# INPUT FOR THIS TASK
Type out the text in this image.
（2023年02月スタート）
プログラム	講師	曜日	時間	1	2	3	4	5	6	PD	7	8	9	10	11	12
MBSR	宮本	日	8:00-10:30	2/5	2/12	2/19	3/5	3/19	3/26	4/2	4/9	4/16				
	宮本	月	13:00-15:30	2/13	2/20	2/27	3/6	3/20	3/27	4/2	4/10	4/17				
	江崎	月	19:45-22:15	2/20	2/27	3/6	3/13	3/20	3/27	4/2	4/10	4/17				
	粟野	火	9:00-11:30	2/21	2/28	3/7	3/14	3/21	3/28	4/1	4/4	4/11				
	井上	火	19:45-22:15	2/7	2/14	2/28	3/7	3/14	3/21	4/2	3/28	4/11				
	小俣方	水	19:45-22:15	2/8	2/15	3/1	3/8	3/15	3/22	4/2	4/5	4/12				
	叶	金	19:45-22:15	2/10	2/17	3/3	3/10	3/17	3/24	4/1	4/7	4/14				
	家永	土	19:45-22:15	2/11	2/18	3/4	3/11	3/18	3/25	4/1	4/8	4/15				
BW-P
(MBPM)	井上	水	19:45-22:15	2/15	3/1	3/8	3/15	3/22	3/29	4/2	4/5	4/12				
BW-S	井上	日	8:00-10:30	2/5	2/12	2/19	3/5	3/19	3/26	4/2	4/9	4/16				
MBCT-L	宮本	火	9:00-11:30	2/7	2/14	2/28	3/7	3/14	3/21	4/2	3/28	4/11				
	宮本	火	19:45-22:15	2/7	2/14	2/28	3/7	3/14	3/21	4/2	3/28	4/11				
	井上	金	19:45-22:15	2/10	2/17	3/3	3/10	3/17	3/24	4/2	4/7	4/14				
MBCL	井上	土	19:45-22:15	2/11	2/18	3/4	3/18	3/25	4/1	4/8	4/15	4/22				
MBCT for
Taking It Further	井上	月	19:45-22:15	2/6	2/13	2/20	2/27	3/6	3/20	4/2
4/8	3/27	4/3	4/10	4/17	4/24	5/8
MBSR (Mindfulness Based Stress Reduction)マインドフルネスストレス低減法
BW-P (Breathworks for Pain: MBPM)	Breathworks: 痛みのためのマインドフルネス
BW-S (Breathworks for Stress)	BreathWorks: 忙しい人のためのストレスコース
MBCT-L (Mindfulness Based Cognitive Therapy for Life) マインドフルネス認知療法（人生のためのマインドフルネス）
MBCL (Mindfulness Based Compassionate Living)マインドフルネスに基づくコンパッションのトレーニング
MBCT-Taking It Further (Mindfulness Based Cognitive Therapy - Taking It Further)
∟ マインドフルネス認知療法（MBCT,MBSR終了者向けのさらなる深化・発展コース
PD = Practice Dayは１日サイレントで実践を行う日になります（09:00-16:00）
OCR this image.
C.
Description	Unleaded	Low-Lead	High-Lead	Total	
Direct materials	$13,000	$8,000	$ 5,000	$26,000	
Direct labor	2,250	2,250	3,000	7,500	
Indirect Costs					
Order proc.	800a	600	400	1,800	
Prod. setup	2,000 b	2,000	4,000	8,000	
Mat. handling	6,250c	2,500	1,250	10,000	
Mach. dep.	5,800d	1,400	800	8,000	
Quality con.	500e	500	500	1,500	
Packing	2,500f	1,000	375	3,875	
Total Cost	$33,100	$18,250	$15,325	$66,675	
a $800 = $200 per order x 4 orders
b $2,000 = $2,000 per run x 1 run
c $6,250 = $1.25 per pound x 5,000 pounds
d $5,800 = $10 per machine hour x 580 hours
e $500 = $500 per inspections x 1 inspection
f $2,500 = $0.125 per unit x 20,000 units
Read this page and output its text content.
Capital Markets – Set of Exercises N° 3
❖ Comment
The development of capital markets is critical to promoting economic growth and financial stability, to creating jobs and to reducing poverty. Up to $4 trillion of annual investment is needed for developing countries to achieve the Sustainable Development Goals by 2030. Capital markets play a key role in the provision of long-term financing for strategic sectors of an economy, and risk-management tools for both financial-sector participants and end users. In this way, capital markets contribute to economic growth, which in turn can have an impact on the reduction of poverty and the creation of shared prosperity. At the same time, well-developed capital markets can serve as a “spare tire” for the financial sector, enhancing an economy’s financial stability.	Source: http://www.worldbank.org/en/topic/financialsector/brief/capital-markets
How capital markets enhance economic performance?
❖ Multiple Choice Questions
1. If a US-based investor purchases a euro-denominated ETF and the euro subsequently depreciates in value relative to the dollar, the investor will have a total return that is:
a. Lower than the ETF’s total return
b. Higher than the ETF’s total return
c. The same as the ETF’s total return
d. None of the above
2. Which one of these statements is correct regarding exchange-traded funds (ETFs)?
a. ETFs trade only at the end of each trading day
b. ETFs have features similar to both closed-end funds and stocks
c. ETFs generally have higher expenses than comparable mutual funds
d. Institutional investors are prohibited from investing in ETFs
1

# SET EXERCISE
What do the records say? Quote them all exactly.

# OUTPUT BELOW
Type out the text in this image.
（2023年02月スタート）
プログラム	講師	曜日	時間	1	2	3	4	5	6	PD	7	8	9	10	11	12
MBSR	宮本	日	8:00-10:30	2/5	2/12	2/19	3/5	3/19	3/26	4/2	4/9	4/16				
	宮本	月	13:00-15:30	2/13	2/20	2/27	3/6	3/20	3/27	4/2	4/10	4/17				
	江崎	月	19:45-22:15	2/20	2/27	3/6	3/13	3/20	3/27	4/2	4/10	4/17				
	粟野	火	9:00-11:30	2/21	2/28	3/7	3/14	3/21	3/28	4/1	4/4	4/11				
	井上	火	19:45-22:15	2/7	2/14	2/28	3/7	3/14	3/21	4/2	3/28	4/11				
	小俣方	水	19:45-22:15	2/8	2/15	3/1	3/8	3/15	3/22	4/2	4/5	4/12				
	叶	金	19:45-22:15	2/10	2/17	3/3	3/10	3/17	3/24	4/1	4/7	4/14				
	家永	土	19:45-22:15	2/11	2/18	3/4	3/11	3/18	3/25	4/1	4/8	4/15				
BW-P
(MBPM)	井上	水	19:45-22:15	2/15	3/1	3/8	3/15	3/22	3/29	4/2	4/5	4/12				
BW-S	井上	日	8:00-10:30	2/5	2/12	2/19	3/5	3/19	3/26	4/2	4/9	4/16				
MBCT-L	宮本	火	9:00-11:30	2/7	2/14	2/28	3/7	3/14	3/21	4/2	3/28	4/11				
	宮本	火	19:45-22:15	2/7	2/14	2/28	3/7	3/14	3/21	4/2	3/28	4/11				
	井上	金	19:45-22:15	2/10	2/17	3/3	3/10	3/17	3/24	4/2	4/7	4/14				
MBCL	井上	土	19:45-22:15	2/11	2/18	3/4	3/18	3/25	4/1	4/8	4/15	4/22				
MBCT for
Taking It Further	井上	月	19:45-22:15	2/6	2/13	2/20	2/27	3/6	3/20	4/2
4/8	3/27	4/3	4/10	4/17	4/24	5/8
MBSR (Mindfulness Based Stress Reduction)マインドフルネスストレス低減法
BW-P (Breathworks for Pain: MBPM)	Breathworks: 痛みのためのマインドフルネス
BW-S (Breathworks for Stress)	BreathWorks: 忙しい人のためのストレスコース
MBCT-L (Mindfulness Based Cognitive Therapy for Life) マインドフルネス認知療法（人生のためのマインドフルネス）
MBCL (Mindfulness Based Compassionate Living)マインドフルネスに基づくコンパッションのトレーニング
MBCT-Taking It Further (Mindfulness Based Cognitive Therapy - Taking It Further)
∟ マインドフルネス認知療法（MBCT,MBSR終了者向けのさらなる深化・発展コース
PD = Practice Dayは１日サイレントで実践を行う日になります（09:00-16:00）
OCR this image.
C.
Description	Unleaded	Low-Lead	High-Lead	Total	
Direct materials	$13,000	$8,000	$ 5,000	$26,000	
Direct labor	2,250	2,250	3,000	7,500	
Indirect Costs					
Order proc.	800a	600	400	1,800	
Prod. setup	2,000 b	2,000	4,000	8,000	
Mat. handling	6,250c	2,500	1,250	10,000	
Mach. dep.	5,800d	1,400	800	8,000	
Quality con.	500e	500	500	1,500	
Packing	2,500f	1,000	375	3,875	
Total Cost	$33,100	$18,250	$15,325	$66,675	
a $800 = $200 per order x 4 orders
b $2,000 = $2,000 per run x 1 run
c $6,250 = $1.25 per pound x 5,000 pounds
d $5,800 = $10 per machine hour x 580 hours
e $500 = $500 per inspections x 1 inspection
f $2,500 = $0.125 per unit x 20,000 units
Read this page and output its text content.
Capital Markets – Set of Exercises N° 3
❖ Comment
The development of capital markets is critical to promoting economic growth and financial stability, to creating jobs and to reducing poverty. Up to $4 trillion of annual investment is needed for developing countries to achieve the Sustainable Development Goals by 2030. Capital markets play a key role in the provision of long-term financing for strategic sectors of an economy, and risk-management tools for both financial-sector participants and end users. In this way, capital markets contribute to economic growth, which in turn can have an impact on the reduction of poverty and the creation of shared prosperity. At the same time, well-developed capital markets can serve as a “spare tire” for the financial sector, enhancing an economy’s financial stability.	Source: http://www.worldbank.org/en/topic/financialsector/brief/capital-markets
How capital markets enhance economic performance?
❖ Multiple Choice Questions
1. If a US-based investor purchases a euro-denominated ETF and the euro subsequently depreciates in value relative to the dollar, the investor will have a total return that is:
a. Lower than the ETF’s total return
b. Higher than the ETF’s total return
c. The same as the ETF’s total return
d. None of the above
2. Which one of these statements is correct regarding exchange-traded funds (ETFs)?
a. ETFs trade only at the end of each trading day
b. ETFs have features similar to both closed-end funds and stocks
c. ETFs generally have higher expenses than comparable mutual funds
d. Institutional investors are prohibited from investing in ETFs
1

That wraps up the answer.